WHAT YOU HAVE TO DO: Search the material below for the string "ಷಕಗಳ" and list each line that holds it.
= = = = = = =
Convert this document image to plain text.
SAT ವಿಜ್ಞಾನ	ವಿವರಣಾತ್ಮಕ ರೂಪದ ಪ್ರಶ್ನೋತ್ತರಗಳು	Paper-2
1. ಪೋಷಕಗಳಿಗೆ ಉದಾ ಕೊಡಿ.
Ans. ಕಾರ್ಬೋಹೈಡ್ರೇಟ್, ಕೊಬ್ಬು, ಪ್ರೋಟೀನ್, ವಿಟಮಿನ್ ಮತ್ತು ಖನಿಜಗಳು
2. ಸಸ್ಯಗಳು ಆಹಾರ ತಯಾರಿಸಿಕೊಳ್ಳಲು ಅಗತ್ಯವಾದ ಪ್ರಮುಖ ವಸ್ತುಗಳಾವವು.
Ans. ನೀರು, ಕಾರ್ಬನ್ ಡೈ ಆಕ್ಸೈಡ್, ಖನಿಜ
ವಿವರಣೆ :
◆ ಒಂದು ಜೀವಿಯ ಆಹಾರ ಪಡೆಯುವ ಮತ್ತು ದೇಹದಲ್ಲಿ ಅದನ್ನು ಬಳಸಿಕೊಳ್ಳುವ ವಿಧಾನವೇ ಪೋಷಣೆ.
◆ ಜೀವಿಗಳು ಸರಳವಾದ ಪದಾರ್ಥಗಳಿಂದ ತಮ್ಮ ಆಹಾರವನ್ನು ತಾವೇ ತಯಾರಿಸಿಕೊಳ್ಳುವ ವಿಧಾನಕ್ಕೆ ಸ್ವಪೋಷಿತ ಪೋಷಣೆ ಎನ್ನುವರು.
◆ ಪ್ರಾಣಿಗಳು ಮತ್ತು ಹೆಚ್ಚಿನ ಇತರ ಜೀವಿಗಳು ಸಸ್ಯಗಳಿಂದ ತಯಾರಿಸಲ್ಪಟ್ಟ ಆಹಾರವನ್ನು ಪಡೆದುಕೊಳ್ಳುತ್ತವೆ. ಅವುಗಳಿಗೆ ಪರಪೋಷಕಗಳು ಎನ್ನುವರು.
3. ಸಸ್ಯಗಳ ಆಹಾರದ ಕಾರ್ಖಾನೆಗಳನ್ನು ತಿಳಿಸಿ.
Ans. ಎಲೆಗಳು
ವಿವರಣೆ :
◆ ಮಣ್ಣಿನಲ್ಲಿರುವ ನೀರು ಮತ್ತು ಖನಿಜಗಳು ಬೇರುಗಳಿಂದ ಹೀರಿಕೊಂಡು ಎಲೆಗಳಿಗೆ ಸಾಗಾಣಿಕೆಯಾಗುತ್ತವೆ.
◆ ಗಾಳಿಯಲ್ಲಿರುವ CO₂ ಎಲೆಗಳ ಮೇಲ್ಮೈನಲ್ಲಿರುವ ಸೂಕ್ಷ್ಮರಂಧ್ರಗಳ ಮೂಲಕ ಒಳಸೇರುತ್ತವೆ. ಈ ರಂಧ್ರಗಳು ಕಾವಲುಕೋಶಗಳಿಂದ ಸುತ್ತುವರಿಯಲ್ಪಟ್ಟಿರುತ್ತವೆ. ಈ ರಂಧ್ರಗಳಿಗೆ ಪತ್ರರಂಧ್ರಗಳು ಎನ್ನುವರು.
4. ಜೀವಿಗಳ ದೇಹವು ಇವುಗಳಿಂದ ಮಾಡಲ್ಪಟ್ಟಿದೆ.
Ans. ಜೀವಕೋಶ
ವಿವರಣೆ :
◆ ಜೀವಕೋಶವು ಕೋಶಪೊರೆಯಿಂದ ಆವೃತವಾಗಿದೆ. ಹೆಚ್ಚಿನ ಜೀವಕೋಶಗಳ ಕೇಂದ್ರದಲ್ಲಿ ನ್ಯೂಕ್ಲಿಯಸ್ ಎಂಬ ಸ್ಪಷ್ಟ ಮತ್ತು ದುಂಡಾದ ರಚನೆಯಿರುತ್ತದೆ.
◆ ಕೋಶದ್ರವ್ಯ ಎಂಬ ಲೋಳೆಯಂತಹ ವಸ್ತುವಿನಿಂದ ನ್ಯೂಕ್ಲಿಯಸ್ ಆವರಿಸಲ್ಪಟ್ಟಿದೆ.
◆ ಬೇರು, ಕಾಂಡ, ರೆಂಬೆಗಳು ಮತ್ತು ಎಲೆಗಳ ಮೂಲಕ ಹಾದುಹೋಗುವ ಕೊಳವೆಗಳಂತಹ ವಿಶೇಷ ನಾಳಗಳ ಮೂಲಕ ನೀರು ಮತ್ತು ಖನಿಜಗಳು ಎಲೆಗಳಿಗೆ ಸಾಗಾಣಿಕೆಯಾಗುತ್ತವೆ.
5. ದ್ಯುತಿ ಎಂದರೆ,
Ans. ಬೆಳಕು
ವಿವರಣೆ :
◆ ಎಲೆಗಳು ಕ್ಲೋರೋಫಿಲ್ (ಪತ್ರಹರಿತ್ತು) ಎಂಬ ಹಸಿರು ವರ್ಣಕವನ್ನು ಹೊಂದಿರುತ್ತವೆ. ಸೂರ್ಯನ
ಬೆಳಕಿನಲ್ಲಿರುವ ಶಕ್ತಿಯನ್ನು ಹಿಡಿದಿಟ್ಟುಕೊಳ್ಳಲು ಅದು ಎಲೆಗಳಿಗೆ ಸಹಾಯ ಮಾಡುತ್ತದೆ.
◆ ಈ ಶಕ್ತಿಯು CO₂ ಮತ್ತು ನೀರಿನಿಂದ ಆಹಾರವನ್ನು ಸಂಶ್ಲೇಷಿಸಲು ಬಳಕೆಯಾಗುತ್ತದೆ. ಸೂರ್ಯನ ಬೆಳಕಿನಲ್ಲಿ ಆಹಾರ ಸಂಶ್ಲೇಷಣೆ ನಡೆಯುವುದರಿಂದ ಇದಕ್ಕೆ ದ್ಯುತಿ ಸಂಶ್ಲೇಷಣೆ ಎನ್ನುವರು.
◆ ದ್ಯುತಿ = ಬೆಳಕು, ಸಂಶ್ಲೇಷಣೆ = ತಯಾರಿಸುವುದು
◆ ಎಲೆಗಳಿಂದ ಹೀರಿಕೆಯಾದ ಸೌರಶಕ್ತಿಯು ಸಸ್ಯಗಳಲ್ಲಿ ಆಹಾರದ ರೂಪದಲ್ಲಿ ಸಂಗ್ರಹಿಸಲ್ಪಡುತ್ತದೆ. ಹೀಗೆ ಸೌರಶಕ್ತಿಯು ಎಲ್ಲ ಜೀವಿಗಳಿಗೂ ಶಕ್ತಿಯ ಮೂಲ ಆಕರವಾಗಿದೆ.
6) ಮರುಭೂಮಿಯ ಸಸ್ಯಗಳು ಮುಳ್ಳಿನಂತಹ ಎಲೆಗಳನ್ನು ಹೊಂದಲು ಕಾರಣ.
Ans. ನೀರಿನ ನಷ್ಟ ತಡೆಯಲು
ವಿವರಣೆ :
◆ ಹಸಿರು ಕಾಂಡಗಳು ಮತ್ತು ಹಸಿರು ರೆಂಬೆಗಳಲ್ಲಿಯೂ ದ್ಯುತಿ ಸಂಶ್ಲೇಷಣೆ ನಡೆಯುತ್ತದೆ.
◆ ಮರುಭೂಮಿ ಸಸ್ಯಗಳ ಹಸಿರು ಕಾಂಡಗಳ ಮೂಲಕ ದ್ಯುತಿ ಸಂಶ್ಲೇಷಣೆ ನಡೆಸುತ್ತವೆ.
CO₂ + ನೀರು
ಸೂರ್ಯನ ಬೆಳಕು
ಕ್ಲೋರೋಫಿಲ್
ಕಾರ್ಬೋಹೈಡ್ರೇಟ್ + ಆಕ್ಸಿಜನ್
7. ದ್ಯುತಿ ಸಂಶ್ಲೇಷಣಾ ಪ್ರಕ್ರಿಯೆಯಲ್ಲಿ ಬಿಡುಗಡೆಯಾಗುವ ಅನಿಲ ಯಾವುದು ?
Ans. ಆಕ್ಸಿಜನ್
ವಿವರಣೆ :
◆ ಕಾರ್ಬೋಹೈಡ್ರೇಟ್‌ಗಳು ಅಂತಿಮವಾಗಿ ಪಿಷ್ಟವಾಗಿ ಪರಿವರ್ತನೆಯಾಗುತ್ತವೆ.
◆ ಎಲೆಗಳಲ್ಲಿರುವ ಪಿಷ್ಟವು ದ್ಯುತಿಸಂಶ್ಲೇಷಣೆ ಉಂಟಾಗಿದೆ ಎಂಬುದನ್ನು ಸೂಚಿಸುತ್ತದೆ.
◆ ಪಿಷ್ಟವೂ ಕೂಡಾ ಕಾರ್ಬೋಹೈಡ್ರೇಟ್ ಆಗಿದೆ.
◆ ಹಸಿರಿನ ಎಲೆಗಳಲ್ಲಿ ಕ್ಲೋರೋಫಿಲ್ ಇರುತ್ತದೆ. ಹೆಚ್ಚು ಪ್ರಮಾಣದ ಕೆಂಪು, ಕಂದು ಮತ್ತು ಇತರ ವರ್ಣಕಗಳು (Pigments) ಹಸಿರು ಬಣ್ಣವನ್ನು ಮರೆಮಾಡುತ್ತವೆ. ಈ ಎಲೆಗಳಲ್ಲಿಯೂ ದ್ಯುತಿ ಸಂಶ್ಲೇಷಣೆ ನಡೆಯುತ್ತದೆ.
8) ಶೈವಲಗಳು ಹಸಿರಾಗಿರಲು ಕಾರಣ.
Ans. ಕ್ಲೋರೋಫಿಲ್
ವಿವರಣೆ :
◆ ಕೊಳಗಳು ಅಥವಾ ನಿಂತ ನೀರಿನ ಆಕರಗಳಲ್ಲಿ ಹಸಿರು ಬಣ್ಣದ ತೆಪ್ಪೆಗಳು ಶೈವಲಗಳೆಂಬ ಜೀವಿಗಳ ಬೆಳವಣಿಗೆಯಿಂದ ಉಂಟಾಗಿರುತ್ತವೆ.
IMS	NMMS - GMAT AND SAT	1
= = = = = = =
TASK RESPONSE:
1. ಪೋಷಕಗಳಿಗೆ ಉದಾ ಕೊಡಿ.
◆ ಪ್ರಾಣಿಗಳು ಮತ್ತು ಹೆಚ್ಚಿನ ಇತರ ಜೀವಿಗಳು ಸಸ್ಯಗಳಿಂದ ತಯಾರಿಸಲ್ಪಟ್ಟ ಆಹಾರವನ್ನು ಪಡೆದುಕೊಳ್ಳುತ್ತವೆ. ಅವುಗಳಿಗೆ ಪರಪೋಷಕಗಳು ಎನ್ನುವರು.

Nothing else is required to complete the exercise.